**Required work**
Copy every entry precisely.

**Input records**
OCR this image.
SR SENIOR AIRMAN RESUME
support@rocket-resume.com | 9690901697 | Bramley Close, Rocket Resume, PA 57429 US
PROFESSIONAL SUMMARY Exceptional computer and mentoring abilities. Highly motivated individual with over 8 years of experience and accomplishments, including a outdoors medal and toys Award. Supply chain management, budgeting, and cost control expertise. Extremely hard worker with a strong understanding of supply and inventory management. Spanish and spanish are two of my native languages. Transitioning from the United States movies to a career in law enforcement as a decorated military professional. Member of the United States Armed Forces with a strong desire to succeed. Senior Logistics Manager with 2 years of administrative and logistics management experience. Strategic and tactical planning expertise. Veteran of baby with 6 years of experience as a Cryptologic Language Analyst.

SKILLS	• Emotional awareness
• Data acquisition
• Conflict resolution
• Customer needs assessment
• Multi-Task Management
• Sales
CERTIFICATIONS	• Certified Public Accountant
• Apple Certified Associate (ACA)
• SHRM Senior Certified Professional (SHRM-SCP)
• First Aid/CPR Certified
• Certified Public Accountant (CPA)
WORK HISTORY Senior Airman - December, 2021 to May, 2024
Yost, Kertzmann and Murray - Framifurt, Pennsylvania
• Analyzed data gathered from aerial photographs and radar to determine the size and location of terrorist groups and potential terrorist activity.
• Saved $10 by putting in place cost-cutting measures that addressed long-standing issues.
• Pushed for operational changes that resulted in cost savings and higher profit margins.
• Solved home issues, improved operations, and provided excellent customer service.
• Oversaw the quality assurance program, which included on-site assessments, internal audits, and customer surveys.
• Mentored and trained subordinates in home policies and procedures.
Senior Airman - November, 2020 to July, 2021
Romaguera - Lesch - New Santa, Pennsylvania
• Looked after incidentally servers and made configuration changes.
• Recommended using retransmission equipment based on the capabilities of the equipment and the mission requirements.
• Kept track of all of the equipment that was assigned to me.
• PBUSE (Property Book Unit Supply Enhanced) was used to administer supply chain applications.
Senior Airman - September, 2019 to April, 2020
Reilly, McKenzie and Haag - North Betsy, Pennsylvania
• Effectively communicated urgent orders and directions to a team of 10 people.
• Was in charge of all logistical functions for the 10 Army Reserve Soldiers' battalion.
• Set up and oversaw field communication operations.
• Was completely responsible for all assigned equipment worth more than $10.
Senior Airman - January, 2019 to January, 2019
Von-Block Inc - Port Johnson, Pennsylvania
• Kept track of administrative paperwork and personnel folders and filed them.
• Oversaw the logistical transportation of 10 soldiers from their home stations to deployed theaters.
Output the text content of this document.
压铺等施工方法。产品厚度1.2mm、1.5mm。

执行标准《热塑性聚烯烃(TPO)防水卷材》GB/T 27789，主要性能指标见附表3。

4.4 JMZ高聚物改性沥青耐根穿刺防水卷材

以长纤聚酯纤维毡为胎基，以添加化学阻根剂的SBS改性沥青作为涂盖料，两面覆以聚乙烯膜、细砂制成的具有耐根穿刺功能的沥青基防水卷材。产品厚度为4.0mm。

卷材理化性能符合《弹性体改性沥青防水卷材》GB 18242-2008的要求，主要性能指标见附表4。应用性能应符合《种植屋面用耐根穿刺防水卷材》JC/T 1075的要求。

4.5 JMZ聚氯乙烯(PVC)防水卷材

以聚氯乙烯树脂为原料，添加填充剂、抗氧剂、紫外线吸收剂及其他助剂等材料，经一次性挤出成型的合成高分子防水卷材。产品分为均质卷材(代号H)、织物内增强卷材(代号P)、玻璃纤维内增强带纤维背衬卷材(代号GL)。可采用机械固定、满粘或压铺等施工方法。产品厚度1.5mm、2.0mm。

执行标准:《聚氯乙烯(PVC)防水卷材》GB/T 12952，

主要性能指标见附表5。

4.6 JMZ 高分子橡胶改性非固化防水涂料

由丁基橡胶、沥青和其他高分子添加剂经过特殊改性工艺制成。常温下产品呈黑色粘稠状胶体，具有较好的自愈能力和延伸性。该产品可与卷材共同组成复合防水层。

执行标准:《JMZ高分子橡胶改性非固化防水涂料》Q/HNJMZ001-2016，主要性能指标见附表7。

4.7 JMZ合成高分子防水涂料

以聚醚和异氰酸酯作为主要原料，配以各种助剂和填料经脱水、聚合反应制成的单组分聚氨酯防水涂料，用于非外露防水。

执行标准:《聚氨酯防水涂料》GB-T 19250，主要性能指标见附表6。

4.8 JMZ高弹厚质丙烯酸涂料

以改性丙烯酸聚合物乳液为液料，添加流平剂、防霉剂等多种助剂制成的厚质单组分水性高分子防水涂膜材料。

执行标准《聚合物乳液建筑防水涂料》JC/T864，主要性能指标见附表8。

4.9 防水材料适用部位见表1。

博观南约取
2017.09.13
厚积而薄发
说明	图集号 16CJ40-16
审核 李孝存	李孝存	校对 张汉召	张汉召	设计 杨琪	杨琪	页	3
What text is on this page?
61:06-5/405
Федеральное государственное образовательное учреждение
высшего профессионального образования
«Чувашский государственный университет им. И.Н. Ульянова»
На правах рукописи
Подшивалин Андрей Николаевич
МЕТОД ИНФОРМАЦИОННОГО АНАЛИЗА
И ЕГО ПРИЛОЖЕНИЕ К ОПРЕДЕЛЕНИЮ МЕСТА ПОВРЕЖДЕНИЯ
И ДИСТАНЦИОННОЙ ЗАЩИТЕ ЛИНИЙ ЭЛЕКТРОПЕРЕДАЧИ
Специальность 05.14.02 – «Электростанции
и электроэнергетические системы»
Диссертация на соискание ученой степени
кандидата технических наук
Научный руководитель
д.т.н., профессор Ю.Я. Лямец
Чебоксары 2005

**Expected output**
OCR this image.
SR SENIOR AIRMAN RESUME
support@rocket-resume.com | 9690901697 | Bramley Close, Rocket Resume, PA 57429 US
PROFESSIONAL SUMMARY Exceptional computer and mentoring abilities. Highly motivated individual with over 8 years of experience and accomplishments, including a outdoors medal and toys Award. Supply chain management, budgeting, and cost control expertise. Extremely hard worker with a strong understanding of supply and inventory management. Spanish and spanish are two of my native languages. Transitioning from the United States movies to a career in law enforcement as a decorated military professional. Member of the United States Armed Forces with a strong desire to succeed. Senior Logistics Manager with 2 years of administrative and logistics management experience. Strategic and tactical planning expertise. Veteran of baby with 6 years of experience as a Cryptologic Language Analyst.

SKILLS	• Emotional awareness
• Data acquisition
• Conflict resolution
• Customer needs assessment
• Multi-Task Management
• Sales
CERTIFICATIONS	• Certified Public Accountant
• Apple Certified Associate (ACA)
• SHRM Senior Certified Professional (SHRM-SCP)
• First Aid/CPR Certified
• Certified Public Accountant (CPA)
WORK HISTORY Senior Airman - December, 2021 to May, 2024
Yost, Kertzmann and Murray - Framifurt, Pennsylvania
• Analyzed data gathered from aerial photographs and radar to determine the size and location of terrorist groups and potential terrorist activity.
• Saved $10 by putting in place cost-cutting measures that addressed long-standing issues.
• Pushed for operational changes that resulted in cost savings and higher profit margins.
• Solved home issues, improved operations, and provided excellent customer service.
• Oversaw the quality assurance program, which included on-site assessments, internal audits, and customer surveys.
• Mentored and trained subordinates in home policies and procedures.
Senior Airman - November, 2020 to July, 2021
Romaguera - Lesch - New Santa, Pennsylvania
• Looked after incidentally servers and made configuration changes.
• Recommended using retransmission equipment based on the capabilities of the equipment and the mission requirements.
• Kept track of all of the equipment that was assigned to me.
• PBUSE (Property Book Unit Supply Enhanced) was used to administer supply chain applications.
Senior Airman - September, 2019 to April, 2020
Reilly, McKenzie and Haag - North Betsy, Pennsylvania
• Effectively communicated urgent orders and directions to a team of 10 people.
• Was in charge of all logistical functions for the 10 Army Reserve Soldiers' battalion.
• Set up and oversaw field communication operations.
• Was completely responsible for all assigned equipment worth more than $10.
Senior Airman - January, 2019 to January, 2019
Von-Block Inc - Port Johnson, Pennsylvania
• Kept track of administrative paperwork and personnel folders and filed them.
• Oversaw the logistical transportation of 10 soldiers from their home stations to deployed theaters.
Output the text content of this document.
压铺等施工方法。产品厚度1.2mm、1.5mm。

执行标准《热塑性聚烯烃(TPO)防水卷材》GB/T 27789，主要性能指标见附表3。

4.4 JMZ高聚物改性沥青耐根穿刺防水卷材

以长纤聚酯纤维毡为胎基，以添加化学阻根剂的SBS改性沥青作为涂盖料，两面覆以聚乙烯膜、细砂制成的具有耐根穿刺功能的沥青基防水卷材。产品厚度为4.0mm。

卷材理化性能符合《弹性体改性沥青防水卷材》GB 18242-2008的要求，主要性能指标见附表4。应用性能应符合《种植屋面用耐根穿刺防水卷材》JC/T 1075的要求。

4.5 JMZ聚氯乙烯(PVC)防水卷材

以聚氯乙烯树脂为原料，添加填充剂、抗氧剂、紫外线吸收剂及其他助剂等材料，经一次性挤出成型的合成高分子防水卷材。产品分为均质卷材(代号H)、织物内增强卷材(代号P)、玻璃纤维内增强带纤维背衬卷材(代号GL)。可采用机械固定、满粘或压铺等施工方法。产品厚度1.5mm、2.0mm。

执行标准:《聚氯乙烯(PVC)防水卷材》GB/T 12952，

主要性能指标见附表5。

4.6 JMZ 高分子橡胶改性非固化防水涂料

由丁基橡胶、沥青和其他高分子添加剂经过特殊改性工艺制成。常温下产品呈黑色粘稠状胶体，具有较好的自愈能力和延伸性。该产品可与卷材共同组成复合防水层。

执行标准:《JMZ高分子橡胶改性非固化防水涂料》Q/HNJMZ001-2016，主要性能指标见附表7。

4.7 JMZ合成高分子防水涂料

以聚醚和异氰酸酯作为主要原料，配以各种助剂和填料经脱水、聚合反应制成的单组分聚氨酯防水涂料，用于非外露防水。

执行标准:《聚氨酯防水涂料》GB-T 19250，主要性能指标见附表6。

4.8 JMZ高弹厚质丙烯酸涂料

以改性丙烯酸聚合物乳液为液料，添加流平剂、防霉剂等多种助剂制成的厚质单组分水性高分子防水涂膜材料。

执行标准《聚合物乳液建筑防水涂料》JC/T864，主要性能指标见附表8。

4.9 防水材料适用部位见表1。

博观南约取
2017.09.13
厚积而薄发
说明	图集号 16CJ40-16
审核 李孝存	李孝存	校对 张汉召	张汉召	设计 杨琪	杨琪	页	3
What text is on this page?
61:06-5/405
Федеральное государственное образовательное учреждение
высшего профессионального образования
«Чувашский государственный университет им. И.Н. Ульянова»
На правах рукописи
Подшивалин Андрей Николаевич
МЕТОД ИНФОРМАЦИОННОГО АНАЛИЗА
И ЕГО ПРИЛОЖЕНИЕ К ОПРЕДЕЛЕНИЮ МЕСТА ПОВРЕЖДЕНИЯ
И ДИСТАНЦИОННОЙ ЗАЩИТЕ ЛИНИЙ ЭЛЕКТРОПЕРЕДАЧИ
Специальность 05.14.02 – «Электростанции
и электроэнергетические системы»
Диссертация на соискание ученой степени
кандидата технических наук
Научный руководитель
д.т.н., профессор Ю.Я. Лямец
Чебоксары 2005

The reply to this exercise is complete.